Task details: Pick out all lines in the listing holding the string "axis" and copy them.

[BEGIN Data shown]

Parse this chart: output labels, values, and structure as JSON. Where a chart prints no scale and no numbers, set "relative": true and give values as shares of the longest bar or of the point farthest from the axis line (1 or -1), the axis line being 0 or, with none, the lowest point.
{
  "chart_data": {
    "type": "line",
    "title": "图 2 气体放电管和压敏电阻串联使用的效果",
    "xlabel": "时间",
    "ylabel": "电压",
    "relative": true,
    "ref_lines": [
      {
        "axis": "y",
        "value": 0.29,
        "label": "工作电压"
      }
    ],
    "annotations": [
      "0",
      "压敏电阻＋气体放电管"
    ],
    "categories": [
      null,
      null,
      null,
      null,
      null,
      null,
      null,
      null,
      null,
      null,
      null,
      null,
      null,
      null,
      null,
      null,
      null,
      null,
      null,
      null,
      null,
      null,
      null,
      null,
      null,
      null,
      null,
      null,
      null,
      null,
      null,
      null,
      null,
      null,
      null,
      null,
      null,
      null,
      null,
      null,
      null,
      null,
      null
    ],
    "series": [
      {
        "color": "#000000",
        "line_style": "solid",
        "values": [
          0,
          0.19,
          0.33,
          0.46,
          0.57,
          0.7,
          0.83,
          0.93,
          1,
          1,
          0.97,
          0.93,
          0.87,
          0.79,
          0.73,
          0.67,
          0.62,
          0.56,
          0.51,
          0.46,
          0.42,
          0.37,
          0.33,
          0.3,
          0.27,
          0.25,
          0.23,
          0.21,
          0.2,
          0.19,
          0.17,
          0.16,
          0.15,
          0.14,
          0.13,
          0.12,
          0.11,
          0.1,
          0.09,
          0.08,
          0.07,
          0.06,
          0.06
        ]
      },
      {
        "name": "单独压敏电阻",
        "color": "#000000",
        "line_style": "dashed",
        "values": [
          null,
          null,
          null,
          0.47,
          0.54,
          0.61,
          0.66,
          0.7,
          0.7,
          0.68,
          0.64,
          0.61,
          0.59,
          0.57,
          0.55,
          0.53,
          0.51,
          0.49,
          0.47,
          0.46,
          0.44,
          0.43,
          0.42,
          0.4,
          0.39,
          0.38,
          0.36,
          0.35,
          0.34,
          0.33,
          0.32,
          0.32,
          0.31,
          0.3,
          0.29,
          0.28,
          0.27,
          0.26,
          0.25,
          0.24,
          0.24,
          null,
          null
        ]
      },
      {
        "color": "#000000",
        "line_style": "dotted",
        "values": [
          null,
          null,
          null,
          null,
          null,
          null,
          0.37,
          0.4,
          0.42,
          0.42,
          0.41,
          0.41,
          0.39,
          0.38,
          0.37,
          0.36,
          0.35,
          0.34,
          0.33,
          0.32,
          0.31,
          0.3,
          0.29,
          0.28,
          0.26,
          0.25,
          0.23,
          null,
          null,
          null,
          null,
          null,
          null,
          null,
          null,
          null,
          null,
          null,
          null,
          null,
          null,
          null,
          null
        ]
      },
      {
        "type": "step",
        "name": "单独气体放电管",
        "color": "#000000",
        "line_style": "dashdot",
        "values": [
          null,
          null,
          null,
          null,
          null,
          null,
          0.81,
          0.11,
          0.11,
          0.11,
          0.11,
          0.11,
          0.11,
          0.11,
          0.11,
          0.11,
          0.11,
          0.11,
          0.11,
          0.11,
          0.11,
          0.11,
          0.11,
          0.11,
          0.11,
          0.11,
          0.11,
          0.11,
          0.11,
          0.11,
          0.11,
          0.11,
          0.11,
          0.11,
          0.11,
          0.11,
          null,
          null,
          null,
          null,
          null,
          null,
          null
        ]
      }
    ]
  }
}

[END Data shown]

Answer:
Parse this chart: output labels, values, and structure as JSON. Where a chart prints no scale and no numbers, set "relative": true and give values as shares of the longest bar or of the point farthest from the axis line (1 or -1), the axis line being 0 or, with none, the lowest point.
        "axis": "y",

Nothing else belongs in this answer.